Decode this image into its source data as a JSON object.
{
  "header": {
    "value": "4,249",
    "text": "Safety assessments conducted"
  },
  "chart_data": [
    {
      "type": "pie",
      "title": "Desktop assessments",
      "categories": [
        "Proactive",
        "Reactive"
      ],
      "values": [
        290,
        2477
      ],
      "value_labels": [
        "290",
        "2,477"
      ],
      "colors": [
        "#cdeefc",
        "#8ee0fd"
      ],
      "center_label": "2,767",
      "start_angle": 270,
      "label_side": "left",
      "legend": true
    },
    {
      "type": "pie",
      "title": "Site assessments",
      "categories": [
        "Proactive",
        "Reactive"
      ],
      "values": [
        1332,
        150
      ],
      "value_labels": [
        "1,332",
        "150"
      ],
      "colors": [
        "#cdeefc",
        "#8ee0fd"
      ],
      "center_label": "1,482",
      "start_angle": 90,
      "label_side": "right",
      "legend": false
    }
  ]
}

##############################

Make an exact copy of the data above.

Decode this image into its source data as a JSON object.
{
  "header": {
    "value": "4,249",
    "text": "Safety assessments conducted"
  },
  "chart_data": [
    {
      "type": "pie",
      "title": "Desktop assessments",
      "categories": [
        "Proactive",
        "Reactive"
      ],
      "values": [
        290,
        2477
      ],
      "value_labels": [
        "290",
        "2,477"
      ],
      "colors": [
        "#cdeefc",
        "#8ee0fd"
      ],
      "center_label": "2,767",
      "start_angle": 270,
      "label_side": "left",
      "legend": true
    },
    {
      "type": "pie",
      "title": "Site assessments",
      "categories": [
        "Proactive",
        "Reactive"
      ],
      "values": [
        1332,
        150
      ],
      "value_labels": [
        "1,332",
        "150"
      ],
      "colors": [
        "#cdeefc",
        "#8ee0fd"
      ],
      "center_label": "1,482",
      "start_angle": 90,
      "label_side": "right",
      "legend": false
    }
  ]
}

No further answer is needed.